Goal
Gather the lines from the material that contain "successors".

Data for this exercise
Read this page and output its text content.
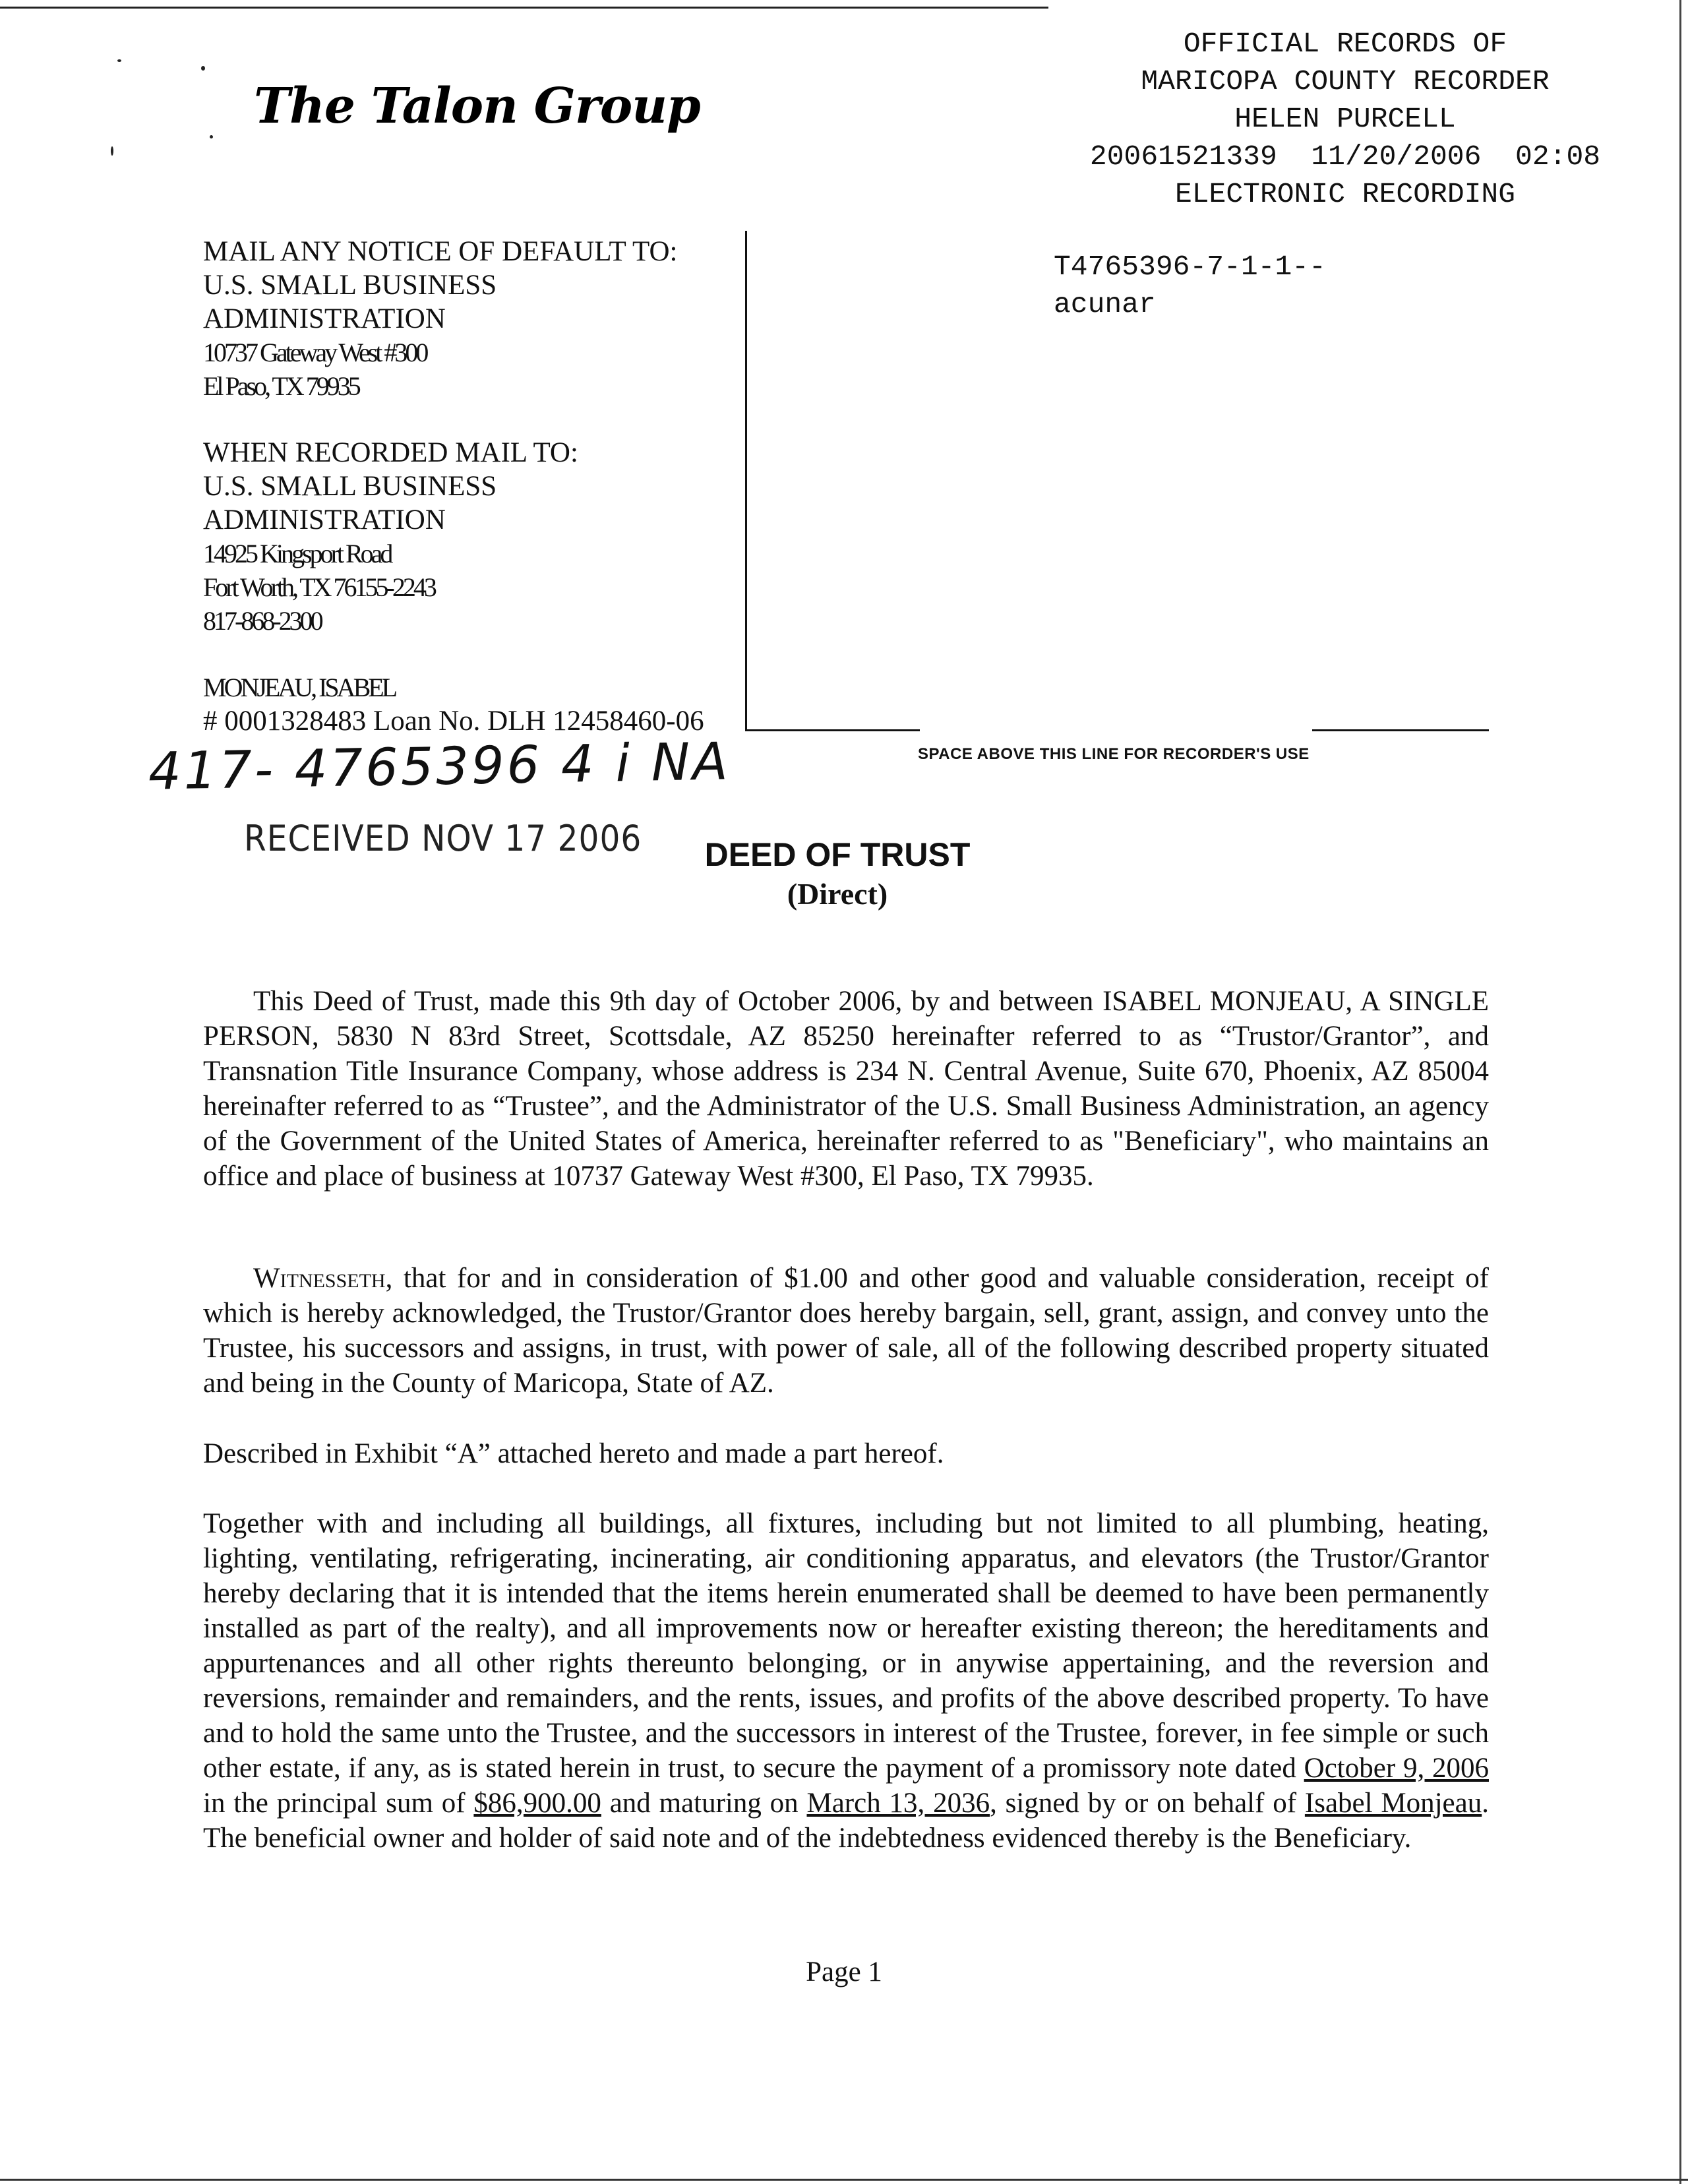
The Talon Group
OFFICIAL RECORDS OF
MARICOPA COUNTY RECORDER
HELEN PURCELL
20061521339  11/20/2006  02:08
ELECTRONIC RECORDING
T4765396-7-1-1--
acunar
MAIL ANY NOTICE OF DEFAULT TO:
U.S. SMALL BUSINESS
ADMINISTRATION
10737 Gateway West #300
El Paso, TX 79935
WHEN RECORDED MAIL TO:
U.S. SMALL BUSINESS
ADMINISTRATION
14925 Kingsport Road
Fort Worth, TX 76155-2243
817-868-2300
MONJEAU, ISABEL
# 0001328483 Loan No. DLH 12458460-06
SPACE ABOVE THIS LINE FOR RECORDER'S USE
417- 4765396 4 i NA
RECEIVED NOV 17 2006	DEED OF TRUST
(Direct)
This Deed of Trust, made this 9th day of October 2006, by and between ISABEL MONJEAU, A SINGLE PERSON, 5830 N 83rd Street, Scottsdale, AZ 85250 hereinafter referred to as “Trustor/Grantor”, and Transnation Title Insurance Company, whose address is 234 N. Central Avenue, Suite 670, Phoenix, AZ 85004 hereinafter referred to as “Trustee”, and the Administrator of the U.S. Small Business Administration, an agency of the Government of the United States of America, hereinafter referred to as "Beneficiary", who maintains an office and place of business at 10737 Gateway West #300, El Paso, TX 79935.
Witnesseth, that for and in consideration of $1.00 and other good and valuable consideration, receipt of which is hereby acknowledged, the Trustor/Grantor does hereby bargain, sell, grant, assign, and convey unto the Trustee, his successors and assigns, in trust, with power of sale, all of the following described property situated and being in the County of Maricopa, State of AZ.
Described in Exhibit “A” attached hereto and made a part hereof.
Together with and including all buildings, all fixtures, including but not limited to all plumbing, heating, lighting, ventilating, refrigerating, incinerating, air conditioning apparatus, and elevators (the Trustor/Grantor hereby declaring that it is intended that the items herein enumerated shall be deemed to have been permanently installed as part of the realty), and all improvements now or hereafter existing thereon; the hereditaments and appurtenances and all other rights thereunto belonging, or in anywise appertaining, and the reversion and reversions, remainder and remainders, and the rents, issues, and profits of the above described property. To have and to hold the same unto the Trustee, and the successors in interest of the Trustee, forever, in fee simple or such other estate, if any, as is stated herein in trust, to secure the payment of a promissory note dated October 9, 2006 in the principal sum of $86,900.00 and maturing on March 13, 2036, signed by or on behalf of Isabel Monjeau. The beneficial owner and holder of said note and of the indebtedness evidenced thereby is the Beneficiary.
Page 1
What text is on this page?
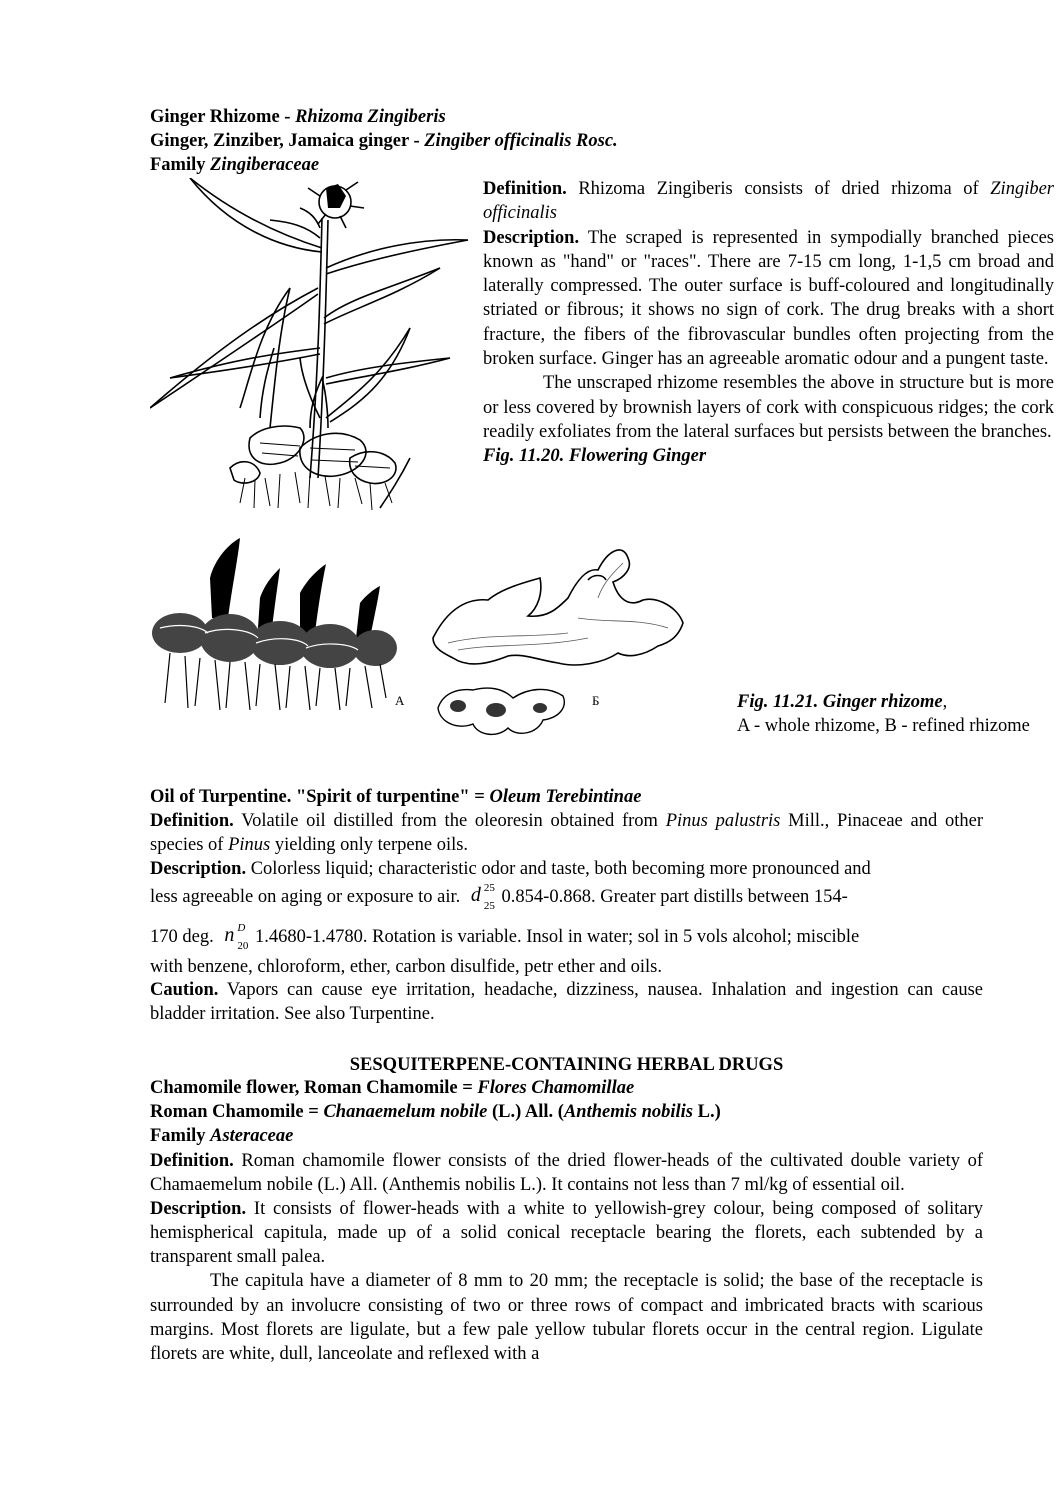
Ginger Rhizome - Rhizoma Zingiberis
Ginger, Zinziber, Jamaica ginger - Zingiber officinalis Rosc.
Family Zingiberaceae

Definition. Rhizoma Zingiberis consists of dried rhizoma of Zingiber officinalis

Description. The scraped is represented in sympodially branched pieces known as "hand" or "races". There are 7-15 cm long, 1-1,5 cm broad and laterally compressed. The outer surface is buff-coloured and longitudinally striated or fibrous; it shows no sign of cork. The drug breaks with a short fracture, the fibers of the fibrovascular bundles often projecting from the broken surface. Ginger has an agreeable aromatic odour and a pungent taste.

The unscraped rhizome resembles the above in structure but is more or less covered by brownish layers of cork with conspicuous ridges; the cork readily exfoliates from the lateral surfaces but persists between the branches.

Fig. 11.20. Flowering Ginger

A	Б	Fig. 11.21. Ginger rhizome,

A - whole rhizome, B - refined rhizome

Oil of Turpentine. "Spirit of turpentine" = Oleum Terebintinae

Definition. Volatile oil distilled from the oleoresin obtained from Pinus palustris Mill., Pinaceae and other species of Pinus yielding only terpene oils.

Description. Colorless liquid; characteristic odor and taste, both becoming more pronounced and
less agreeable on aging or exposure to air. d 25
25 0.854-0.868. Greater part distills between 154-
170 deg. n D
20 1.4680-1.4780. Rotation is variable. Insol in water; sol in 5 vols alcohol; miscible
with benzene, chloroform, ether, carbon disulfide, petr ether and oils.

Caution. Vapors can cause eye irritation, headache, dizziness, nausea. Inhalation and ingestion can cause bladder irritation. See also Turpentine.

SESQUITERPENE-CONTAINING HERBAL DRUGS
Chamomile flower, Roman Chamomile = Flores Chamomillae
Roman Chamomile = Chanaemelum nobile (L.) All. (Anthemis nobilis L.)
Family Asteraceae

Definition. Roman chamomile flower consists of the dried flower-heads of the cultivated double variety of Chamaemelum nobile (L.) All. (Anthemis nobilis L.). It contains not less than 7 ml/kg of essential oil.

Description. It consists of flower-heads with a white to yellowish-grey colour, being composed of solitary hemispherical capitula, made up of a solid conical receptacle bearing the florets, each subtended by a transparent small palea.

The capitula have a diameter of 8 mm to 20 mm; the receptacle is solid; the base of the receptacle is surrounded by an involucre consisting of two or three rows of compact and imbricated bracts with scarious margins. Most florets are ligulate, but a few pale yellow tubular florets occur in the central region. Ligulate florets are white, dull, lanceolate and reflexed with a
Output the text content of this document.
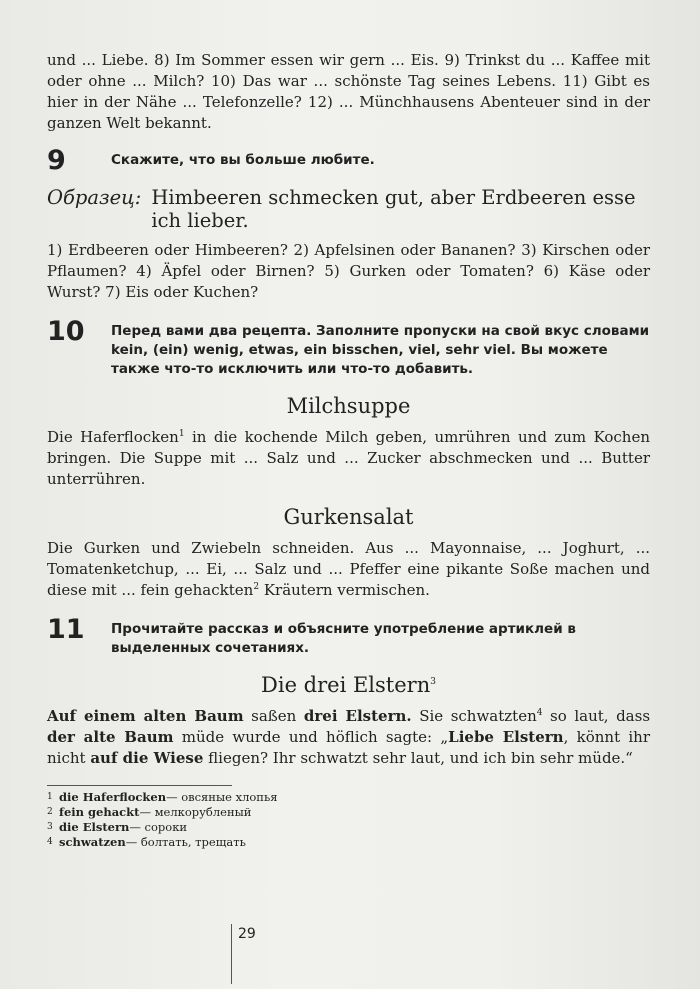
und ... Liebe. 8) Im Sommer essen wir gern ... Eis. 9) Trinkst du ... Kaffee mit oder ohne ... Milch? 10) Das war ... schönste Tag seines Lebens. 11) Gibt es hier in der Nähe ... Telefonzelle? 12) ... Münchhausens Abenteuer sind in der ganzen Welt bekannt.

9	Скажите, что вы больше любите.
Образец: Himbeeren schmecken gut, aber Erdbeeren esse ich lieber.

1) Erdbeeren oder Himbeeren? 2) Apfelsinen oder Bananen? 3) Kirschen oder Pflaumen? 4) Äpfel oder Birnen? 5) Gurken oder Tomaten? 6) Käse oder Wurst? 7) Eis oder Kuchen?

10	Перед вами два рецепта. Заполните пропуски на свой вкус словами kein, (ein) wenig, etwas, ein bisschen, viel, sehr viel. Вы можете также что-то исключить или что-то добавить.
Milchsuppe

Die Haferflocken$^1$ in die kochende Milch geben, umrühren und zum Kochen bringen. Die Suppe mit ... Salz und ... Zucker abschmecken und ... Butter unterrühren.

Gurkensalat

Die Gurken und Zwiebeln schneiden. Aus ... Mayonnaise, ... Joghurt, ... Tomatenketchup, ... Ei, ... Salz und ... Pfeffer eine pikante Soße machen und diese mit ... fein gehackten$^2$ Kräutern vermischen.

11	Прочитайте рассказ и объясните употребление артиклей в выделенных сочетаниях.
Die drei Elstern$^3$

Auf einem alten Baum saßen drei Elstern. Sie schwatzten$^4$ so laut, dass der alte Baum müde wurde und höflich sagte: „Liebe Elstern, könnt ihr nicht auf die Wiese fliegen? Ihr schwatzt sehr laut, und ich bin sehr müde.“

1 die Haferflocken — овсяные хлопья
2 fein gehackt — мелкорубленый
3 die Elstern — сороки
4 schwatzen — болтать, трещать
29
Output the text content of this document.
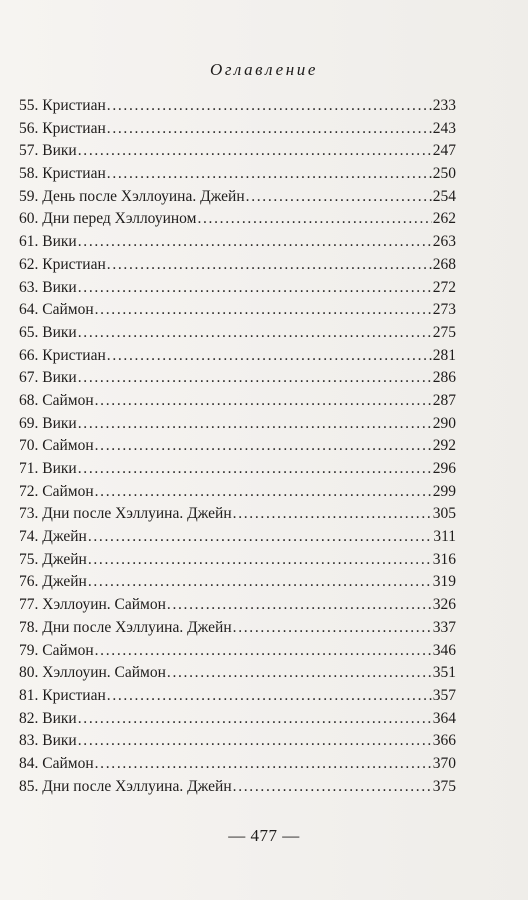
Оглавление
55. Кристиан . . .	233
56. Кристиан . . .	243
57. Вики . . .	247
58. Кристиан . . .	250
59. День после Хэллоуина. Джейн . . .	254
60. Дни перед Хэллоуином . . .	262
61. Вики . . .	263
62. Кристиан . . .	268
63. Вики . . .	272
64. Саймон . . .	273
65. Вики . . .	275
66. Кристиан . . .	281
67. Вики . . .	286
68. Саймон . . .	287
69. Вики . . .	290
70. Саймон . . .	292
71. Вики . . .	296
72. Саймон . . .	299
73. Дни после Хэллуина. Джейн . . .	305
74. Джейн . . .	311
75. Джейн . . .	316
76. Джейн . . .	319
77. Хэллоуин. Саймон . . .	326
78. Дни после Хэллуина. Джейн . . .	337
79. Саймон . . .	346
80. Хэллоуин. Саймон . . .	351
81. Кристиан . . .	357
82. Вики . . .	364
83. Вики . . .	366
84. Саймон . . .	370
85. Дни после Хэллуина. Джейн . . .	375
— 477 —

Reply
Witnesseth, that for and in consideration of $1.00 and other good and valuable consideration, receipt of which is hereby acknowledged, the Trustor/Grantor does hereby bargain, sell, grant, assign, and convey unto the Trustee, his successors and assigns, in trust, with power of sale, all of the following described property situated and being in the County of Maricopa, State of AZ.
Together with and including all buildings, all fixtures, including but not limited to all plumbing, heating, lighting, ventilating, refrigerating, incinerating, air conditioning apparatus, and elevators (the Trustor/Grantor hereby declaring that it is intended that the items herein enumerated shall be deemed to have been permanently installed as part of the realty), and all improvements now or hereafter existing thereon; the hereditaments and appurtenances and all other rights thereunto belonging, or in anywise appertaining, and the reversion and reversions, remainder and remainders, and the rents, issues, and profits of the above described property. To have and to hold the same unto the Trustee, and the successors in interest of the Trustee, forever, in fee simple or such other estate, if any, as is stated herein in trust, to secure the payment of a promissory note dated October 9, 2006 in the principal sum of $86,900.00 and maturing on March 13, 2036, signed by or on behalf of Isabel Monjeau. The beneficial owner and holder of said note and of the indebtedness evidenced thereby is the Beneficiary.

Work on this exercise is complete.